▸ Stored items from a collection:
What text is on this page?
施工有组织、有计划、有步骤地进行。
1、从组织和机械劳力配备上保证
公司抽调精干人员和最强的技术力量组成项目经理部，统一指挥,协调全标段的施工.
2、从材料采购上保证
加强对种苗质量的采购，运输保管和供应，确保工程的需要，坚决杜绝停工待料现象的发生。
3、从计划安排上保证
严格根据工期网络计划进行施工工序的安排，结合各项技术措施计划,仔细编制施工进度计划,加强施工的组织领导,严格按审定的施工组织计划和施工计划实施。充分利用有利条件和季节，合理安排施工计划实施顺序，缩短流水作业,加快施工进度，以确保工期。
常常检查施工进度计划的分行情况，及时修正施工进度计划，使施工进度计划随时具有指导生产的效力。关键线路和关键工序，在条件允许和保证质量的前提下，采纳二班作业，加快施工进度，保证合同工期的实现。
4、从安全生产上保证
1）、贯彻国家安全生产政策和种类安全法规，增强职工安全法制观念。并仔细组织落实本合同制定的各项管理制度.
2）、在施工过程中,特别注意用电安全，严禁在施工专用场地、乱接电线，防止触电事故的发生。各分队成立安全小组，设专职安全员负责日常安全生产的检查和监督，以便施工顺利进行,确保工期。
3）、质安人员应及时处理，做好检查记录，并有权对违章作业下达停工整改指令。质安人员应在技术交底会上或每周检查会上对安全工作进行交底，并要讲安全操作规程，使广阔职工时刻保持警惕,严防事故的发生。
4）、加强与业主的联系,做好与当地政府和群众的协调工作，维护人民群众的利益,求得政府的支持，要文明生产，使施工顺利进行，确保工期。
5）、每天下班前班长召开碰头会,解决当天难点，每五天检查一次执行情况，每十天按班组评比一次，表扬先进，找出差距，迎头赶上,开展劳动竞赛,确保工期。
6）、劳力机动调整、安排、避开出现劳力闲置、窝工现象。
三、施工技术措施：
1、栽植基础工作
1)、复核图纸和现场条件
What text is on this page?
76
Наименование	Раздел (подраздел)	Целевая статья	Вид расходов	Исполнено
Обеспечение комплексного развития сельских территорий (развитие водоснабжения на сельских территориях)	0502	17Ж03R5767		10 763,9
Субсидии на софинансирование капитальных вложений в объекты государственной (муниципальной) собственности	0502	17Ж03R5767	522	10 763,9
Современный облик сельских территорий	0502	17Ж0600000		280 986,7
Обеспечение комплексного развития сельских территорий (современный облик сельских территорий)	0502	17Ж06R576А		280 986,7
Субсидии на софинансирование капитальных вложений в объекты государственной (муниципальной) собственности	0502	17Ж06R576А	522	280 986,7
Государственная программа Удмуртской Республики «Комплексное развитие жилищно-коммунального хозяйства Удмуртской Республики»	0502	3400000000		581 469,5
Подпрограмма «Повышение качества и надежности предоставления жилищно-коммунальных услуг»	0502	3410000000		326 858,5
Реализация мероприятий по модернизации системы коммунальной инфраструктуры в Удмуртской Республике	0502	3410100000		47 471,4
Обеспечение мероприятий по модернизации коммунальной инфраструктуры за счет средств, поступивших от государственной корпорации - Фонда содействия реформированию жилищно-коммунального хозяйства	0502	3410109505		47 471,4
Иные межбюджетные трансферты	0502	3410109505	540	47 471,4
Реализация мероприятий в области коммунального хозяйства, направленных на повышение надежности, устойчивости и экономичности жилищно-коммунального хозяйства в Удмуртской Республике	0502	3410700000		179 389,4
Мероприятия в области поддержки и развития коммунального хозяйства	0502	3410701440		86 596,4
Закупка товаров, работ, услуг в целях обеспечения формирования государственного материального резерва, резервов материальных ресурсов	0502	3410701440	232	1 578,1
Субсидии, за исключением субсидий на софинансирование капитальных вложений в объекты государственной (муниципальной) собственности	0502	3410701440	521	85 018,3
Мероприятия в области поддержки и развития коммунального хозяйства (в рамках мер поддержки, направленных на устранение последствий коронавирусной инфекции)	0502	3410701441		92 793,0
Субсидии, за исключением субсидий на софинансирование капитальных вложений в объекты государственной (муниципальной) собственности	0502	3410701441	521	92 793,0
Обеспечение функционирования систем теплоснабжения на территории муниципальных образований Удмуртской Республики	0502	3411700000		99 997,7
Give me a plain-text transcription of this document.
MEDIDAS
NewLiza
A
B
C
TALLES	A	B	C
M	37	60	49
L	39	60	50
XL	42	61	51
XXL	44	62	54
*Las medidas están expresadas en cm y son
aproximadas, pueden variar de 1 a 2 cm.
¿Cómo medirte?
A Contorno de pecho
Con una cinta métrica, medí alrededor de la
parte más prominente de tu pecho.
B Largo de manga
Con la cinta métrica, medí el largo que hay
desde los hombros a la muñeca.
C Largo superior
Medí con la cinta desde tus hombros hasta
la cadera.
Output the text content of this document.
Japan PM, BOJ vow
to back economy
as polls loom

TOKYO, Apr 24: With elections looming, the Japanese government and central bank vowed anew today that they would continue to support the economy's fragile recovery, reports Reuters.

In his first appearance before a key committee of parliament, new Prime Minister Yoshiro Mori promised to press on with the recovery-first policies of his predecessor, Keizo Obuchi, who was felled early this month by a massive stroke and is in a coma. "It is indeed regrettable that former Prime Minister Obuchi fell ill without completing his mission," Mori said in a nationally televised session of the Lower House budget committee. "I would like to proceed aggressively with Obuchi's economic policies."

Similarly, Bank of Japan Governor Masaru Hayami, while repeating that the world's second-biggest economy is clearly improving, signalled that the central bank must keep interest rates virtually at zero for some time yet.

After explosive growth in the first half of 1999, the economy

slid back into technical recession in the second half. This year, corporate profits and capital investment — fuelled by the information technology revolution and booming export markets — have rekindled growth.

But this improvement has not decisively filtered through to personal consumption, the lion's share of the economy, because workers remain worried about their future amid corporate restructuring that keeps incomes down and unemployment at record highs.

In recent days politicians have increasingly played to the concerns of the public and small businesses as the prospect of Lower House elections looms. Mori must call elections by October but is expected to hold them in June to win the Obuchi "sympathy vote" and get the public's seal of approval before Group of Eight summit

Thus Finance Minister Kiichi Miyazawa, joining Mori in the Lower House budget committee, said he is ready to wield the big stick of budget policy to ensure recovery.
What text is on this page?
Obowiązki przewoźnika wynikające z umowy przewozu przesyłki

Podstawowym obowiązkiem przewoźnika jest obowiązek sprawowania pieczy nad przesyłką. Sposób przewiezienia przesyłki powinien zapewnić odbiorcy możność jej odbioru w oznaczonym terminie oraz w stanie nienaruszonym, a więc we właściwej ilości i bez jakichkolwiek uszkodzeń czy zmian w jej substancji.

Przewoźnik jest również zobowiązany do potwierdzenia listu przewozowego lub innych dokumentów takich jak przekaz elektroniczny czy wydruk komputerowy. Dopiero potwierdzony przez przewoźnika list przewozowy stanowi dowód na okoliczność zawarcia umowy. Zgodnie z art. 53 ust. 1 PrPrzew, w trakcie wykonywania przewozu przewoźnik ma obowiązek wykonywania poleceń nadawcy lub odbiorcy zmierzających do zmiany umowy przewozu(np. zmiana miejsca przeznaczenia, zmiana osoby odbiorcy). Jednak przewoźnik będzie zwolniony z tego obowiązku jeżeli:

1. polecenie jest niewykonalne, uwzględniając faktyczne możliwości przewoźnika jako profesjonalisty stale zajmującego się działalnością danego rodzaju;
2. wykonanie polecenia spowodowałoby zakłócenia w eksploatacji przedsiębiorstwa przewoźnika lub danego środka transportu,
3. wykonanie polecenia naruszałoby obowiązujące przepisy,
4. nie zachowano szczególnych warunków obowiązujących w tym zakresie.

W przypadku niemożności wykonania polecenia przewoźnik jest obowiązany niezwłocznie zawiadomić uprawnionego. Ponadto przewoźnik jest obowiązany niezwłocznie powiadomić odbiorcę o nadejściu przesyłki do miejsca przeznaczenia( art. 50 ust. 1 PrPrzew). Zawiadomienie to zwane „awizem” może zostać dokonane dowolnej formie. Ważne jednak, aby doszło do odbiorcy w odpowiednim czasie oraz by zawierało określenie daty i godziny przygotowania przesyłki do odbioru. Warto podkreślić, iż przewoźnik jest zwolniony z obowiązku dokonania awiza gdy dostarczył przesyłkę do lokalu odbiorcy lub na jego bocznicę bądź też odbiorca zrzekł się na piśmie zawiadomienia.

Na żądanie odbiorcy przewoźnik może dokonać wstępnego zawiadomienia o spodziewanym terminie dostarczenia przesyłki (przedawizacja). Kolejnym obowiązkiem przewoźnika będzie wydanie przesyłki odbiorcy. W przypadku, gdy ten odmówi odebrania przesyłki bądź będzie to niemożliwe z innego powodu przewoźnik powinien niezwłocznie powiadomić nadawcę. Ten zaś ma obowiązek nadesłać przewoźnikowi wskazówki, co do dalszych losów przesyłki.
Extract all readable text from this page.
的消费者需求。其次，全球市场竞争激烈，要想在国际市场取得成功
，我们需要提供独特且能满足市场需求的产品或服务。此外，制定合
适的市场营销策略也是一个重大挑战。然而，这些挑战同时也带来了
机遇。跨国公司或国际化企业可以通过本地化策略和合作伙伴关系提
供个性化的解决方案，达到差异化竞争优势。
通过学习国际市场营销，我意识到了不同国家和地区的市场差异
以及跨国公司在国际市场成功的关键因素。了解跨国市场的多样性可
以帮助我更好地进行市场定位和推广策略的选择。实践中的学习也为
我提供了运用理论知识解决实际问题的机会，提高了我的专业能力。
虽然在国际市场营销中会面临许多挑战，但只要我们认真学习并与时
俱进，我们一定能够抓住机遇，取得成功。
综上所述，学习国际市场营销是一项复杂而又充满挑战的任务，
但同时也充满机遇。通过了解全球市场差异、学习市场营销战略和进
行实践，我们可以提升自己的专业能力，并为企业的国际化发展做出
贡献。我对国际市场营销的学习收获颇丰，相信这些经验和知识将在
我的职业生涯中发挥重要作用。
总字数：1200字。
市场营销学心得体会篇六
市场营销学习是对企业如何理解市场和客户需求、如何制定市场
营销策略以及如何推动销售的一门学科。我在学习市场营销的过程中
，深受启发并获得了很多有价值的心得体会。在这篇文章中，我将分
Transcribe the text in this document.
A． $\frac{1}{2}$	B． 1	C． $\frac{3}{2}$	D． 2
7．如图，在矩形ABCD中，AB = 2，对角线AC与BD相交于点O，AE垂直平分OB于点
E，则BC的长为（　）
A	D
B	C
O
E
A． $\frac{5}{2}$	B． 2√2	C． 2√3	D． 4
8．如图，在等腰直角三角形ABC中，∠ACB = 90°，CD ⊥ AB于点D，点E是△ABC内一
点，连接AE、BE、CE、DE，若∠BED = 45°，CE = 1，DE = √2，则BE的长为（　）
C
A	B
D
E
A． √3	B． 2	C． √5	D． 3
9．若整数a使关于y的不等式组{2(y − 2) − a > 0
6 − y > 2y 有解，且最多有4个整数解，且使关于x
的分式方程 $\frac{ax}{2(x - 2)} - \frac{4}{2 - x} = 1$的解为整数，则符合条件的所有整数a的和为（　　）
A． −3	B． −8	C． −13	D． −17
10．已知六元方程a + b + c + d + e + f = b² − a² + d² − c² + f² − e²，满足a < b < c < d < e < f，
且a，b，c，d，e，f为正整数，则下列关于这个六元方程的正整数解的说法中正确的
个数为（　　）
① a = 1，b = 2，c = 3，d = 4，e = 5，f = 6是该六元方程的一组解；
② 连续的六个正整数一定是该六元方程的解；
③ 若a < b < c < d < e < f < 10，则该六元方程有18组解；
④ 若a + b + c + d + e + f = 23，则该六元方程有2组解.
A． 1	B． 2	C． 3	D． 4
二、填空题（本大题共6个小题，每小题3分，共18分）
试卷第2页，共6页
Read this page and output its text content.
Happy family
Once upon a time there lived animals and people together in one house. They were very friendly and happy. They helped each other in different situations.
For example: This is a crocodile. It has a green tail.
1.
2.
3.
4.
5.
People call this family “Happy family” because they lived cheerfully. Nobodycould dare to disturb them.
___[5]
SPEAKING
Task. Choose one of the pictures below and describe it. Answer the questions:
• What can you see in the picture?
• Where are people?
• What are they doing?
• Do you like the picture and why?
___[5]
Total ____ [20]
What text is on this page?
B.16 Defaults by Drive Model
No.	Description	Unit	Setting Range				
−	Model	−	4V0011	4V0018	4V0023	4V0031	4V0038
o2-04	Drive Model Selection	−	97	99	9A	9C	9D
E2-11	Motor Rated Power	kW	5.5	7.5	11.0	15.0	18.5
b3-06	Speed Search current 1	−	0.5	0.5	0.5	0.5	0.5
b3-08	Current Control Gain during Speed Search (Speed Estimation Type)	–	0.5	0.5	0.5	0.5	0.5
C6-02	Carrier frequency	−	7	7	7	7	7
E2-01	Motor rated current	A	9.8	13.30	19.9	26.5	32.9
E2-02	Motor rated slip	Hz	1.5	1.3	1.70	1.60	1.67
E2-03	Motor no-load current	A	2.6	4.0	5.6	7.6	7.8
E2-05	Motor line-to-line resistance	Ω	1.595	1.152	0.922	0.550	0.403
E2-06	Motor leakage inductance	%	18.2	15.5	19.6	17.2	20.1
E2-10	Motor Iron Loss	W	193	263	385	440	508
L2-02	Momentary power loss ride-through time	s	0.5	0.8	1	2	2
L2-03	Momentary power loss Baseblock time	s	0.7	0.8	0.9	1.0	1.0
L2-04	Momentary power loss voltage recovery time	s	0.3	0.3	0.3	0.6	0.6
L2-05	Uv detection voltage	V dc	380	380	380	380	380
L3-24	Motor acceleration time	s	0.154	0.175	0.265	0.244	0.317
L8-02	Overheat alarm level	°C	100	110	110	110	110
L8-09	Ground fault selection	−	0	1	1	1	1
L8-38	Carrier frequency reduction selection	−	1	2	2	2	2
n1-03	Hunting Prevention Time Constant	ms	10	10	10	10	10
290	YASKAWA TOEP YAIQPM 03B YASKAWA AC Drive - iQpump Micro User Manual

▸ What you are asked to do:
What is the number of lines in this material that hold the string "umowy"? Answer with that number only.

▸ Correct result:
2